### Data excerpts
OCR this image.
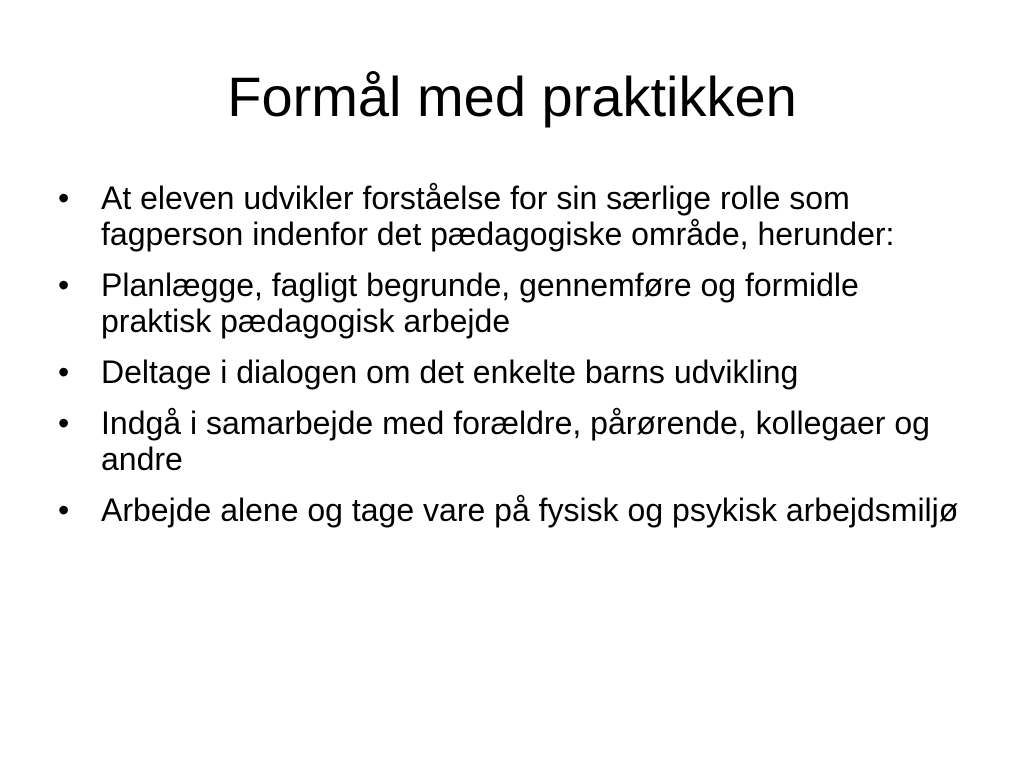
Formål med praktikken
• At eleven udvikler forståelse for sin særlige rolle som fagperson indenfor det pædagogiske område, herunder:
• Planlægge, fagligt begrunde, gennemføre og formidle praktisk pædagogisk arbejde
• Deltage i dialogen om det enkelte barns udvikling
• Indgå i samarbejde med forældre, pårørende, kollegaer og andre
• Arbejde alene og tage vare på fysisk og psykisk arbejdsmiljø
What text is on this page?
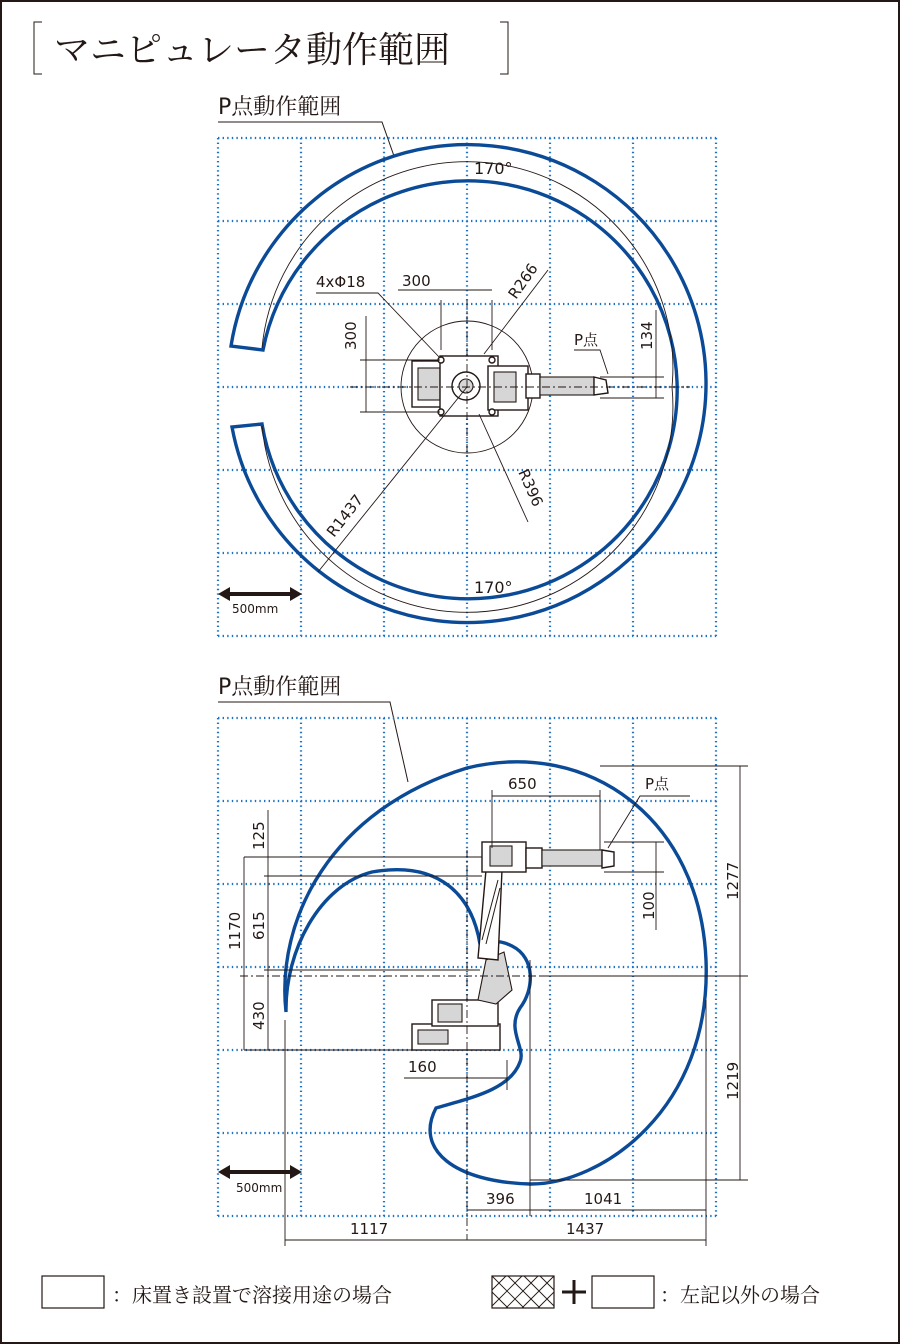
マニピュレータ動作範囲
P点動作範囲
170°
170°
4xΦ18 300
300
R266
R396
R1437
P点	134
500mm
P点動作範囲
650	P点
1170
125
615
430
100
1277
1219
160
396	1041
1117	1437
500mm
：床置き設置で溶接用途の場合	：左記以外の場合
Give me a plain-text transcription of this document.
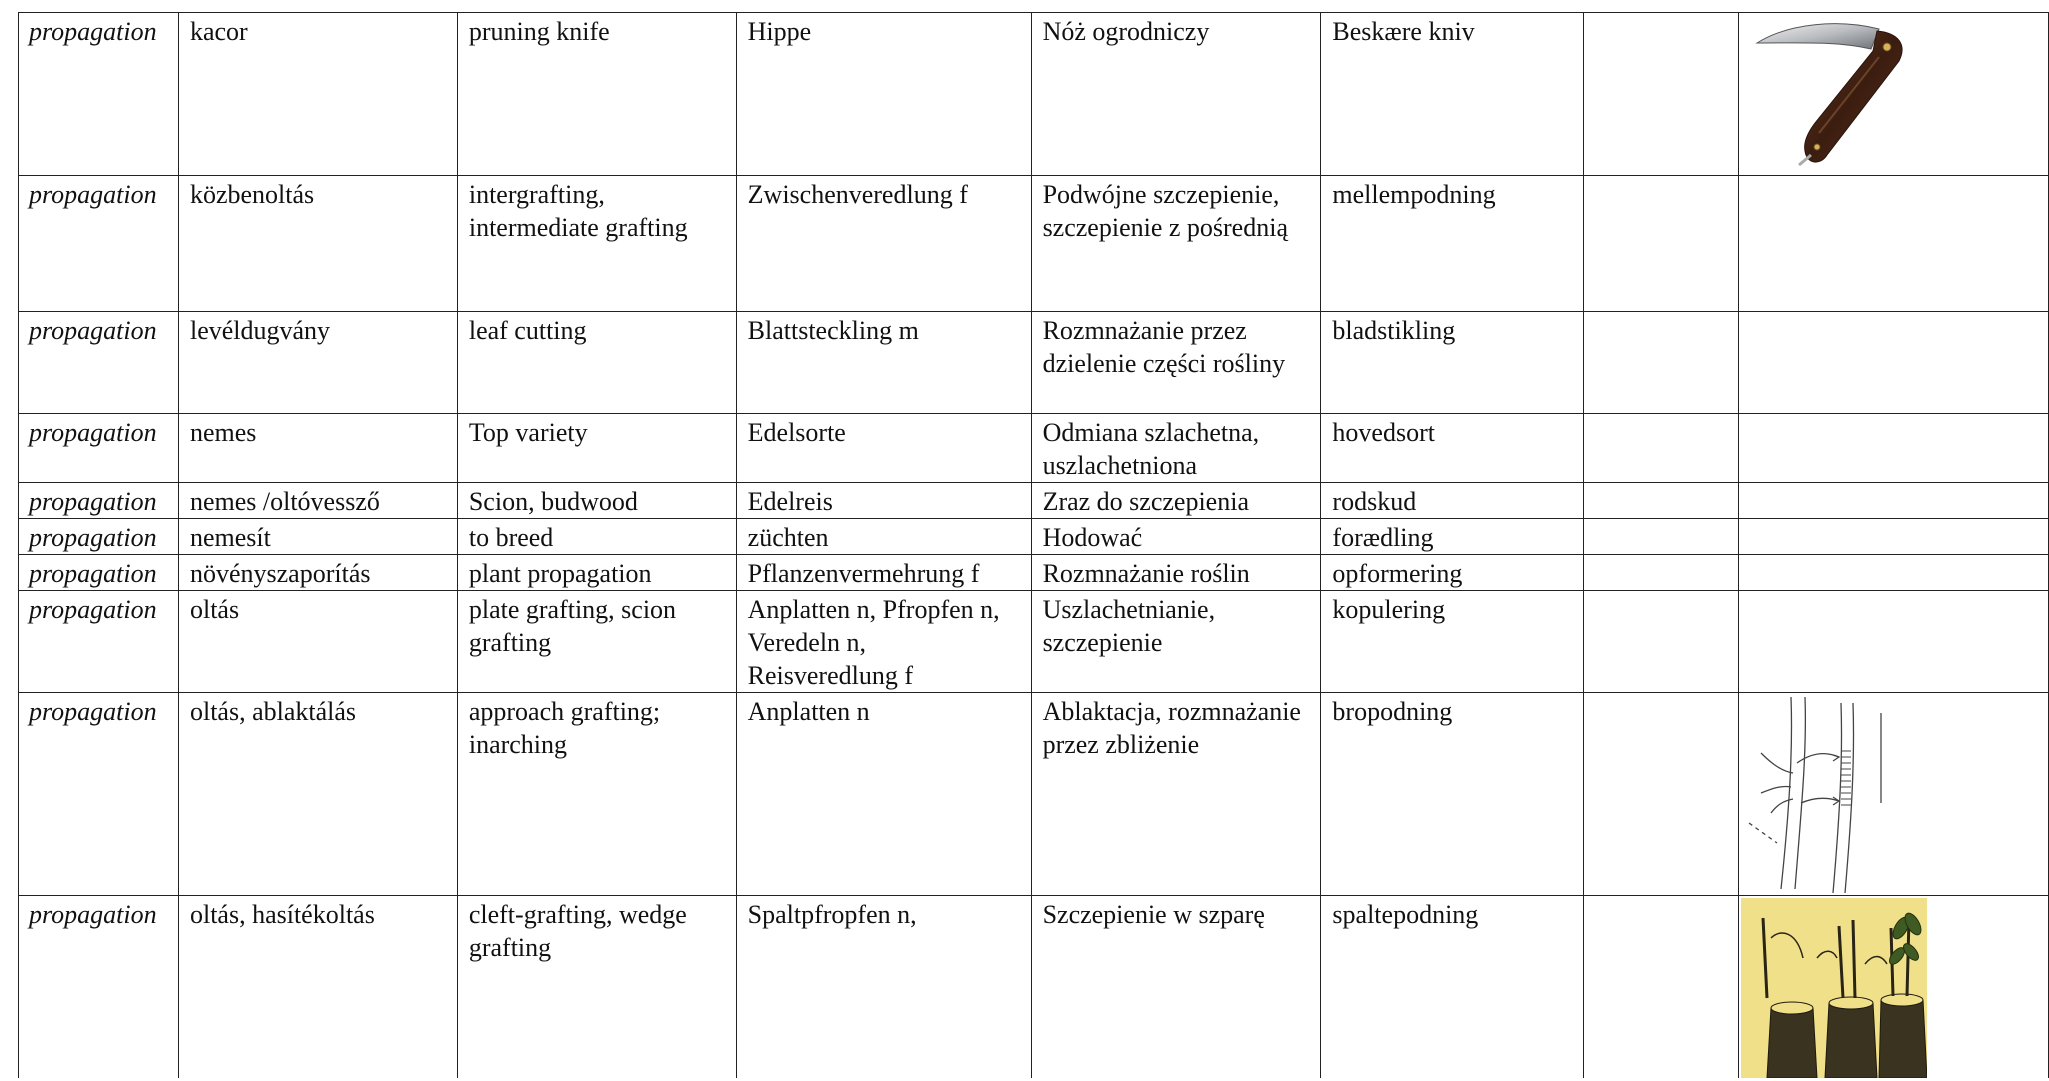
propagation	kacor	pruning knife	Hippe	Nóż ogrodniczy	Beskære kniv		

propagation	közbenoltás	intergrafting, intermediate grafting	Zwischenveredlung f	Podwójne szczepienie, szczepienie z pośrednią	mellempodning		
propagation	levéldugvány	leaf cutting	Blattsteckling m	Rozmnażanie przez dzielenie części rośliny	bladstikling		
propagation	nemes	Top variety	Edelsorte	Odmiana szlachetna, uszlachetniona	hovedsort		
propagation	nemes /oltóvessző	Scion, budwood	Edelreis	Zraz do szczepienia	rodskud		
propagation	nemesít	to breed	züchten	Hodować	forædling		
propagation	növényszaporítás	plant propagation	Pflanzenvermehrung f	Rozmnażanie roślin	opformering		
propagation	oltás	plate grafting, scion grafting	Anplatten n, Pfropfen n, Veredeln n, Reisveredlung f	Uszlachetnianie, szczepienie	kopulering		
propagation	oltás, ablaktálás	approach grafting; inarching	Anplatten n	Ablaktacja, rozmnażanie przez zbliżenie	bropodning		

propagation	oltás, hasítékoltás	cleft-grafting, wedge grafting	Spaltpfropfen n,	Szczepienie w szparę	spaltepodning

### What to do
Collect the lines of the data that carry the word "Anplatten".

### Response for this exercise
propagation	oltás	plate grafting, scion grafting	Anplatten n, Pfropfen n, Veredeln n, Reisveredlung f	Uszlachetnianie, szczepienie	kopulering		
propagation	oltás, ablaktálás	approach grafting; inarching	Anplatten n	Ablaktacja, rozmnażanie przez zbliżenie	bropodning		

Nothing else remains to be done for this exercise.